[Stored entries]

————————

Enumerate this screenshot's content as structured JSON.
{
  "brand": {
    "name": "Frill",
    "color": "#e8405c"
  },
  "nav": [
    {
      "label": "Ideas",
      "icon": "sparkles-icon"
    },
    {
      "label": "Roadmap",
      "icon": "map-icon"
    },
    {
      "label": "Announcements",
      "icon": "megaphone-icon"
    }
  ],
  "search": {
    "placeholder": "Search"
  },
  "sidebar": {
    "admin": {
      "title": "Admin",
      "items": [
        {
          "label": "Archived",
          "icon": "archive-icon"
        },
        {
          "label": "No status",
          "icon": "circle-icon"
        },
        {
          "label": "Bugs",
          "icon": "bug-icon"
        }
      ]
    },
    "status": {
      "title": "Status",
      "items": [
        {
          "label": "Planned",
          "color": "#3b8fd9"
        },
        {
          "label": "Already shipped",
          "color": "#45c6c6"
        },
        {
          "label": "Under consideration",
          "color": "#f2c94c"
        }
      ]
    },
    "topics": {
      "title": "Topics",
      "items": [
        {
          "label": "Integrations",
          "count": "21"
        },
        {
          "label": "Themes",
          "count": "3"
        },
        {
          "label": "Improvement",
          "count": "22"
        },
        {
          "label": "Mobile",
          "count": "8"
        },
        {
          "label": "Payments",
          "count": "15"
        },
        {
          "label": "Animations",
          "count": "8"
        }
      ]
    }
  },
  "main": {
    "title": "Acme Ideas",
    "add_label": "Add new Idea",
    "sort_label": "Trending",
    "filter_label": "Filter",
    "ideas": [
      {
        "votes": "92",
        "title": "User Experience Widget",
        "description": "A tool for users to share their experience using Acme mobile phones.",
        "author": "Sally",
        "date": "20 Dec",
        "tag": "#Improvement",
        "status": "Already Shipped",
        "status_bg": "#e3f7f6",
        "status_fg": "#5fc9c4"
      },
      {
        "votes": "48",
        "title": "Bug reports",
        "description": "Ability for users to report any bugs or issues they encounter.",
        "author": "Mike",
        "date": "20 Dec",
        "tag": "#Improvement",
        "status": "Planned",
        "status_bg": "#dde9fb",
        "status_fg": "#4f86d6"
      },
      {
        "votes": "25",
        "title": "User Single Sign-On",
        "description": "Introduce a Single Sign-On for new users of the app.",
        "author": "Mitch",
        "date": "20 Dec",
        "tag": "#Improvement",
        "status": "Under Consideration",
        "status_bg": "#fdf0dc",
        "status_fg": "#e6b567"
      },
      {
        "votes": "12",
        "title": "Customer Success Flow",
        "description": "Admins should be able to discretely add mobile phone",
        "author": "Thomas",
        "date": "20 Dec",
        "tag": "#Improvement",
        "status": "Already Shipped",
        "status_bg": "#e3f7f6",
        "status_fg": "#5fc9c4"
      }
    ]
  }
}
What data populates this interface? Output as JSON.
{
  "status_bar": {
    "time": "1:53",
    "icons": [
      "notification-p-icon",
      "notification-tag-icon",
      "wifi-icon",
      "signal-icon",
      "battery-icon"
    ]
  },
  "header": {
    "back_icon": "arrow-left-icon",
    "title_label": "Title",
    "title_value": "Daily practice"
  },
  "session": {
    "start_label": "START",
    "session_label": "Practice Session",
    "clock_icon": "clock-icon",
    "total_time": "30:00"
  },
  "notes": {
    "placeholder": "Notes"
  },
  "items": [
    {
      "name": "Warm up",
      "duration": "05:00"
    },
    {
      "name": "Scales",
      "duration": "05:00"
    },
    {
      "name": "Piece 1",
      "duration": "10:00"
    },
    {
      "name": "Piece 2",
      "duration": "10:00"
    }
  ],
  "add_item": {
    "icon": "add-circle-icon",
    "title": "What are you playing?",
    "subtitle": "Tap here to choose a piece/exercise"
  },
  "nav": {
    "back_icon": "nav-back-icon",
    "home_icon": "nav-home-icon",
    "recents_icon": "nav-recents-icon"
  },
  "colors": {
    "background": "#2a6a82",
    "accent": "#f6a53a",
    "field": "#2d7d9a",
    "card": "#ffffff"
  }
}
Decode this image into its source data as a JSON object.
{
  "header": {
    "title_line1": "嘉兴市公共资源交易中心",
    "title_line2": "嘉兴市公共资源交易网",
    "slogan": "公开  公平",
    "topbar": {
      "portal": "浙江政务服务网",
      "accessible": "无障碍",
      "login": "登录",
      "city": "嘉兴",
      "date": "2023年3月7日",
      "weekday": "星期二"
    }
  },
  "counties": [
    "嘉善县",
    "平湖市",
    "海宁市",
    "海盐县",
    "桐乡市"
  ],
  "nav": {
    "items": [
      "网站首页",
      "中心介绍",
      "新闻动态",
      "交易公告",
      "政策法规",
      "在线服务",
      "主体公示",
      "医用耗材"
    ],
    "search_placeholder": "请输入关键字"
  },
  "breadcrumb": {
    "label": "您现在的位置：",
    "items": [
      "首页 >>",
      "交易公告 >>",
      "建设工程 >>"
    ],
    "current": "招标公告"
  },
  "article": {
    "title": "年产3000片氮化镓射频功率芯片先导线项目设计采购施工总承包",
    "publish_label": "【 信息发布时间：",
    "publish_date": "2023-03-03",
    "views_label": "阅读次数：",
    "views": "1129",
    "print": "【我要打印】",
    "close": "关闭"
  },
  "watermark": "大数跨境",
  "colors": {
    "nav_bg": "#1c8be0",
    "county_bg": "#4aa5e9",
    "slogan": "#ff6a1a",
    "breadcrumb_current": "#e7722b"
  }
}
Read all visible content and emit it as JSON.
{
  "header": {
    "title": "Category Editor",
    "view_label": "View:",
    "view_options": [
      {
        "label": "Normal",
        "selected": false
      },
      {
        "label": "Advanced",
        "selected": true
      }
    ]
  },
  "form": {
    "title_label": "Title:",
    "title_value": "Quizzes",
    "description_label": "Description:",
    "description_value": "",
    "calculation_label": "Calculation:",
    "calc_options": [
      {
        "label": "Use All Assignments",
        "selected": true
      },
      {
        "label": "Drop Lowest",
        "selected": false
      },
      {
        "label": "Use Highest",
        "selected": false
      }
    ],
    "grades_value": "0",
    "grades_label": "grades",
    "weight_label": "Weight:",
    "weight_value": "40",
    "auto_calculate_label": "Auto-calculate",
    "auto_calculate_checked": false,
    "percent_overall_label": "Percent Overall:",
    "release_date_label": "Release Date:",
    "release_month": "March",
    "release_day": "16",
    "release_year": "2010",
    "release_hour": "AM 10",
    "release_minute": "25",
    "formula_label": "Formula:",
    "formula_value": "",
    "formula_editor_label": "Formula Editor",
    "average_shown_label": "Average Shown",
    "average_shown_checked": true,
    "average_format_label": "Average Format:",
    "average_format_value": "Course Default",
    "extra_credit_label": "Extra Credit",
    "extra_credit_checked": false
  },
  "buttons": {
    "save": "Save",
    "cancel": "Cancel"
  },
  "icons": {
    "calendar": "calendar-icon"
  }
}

————————

Check each line of the records for the word "content", and show the lines that contain it.

### TASK ANSWER
Enumerate this screenshot's content as structured JSON.
Read all visible content and emit it as JSON.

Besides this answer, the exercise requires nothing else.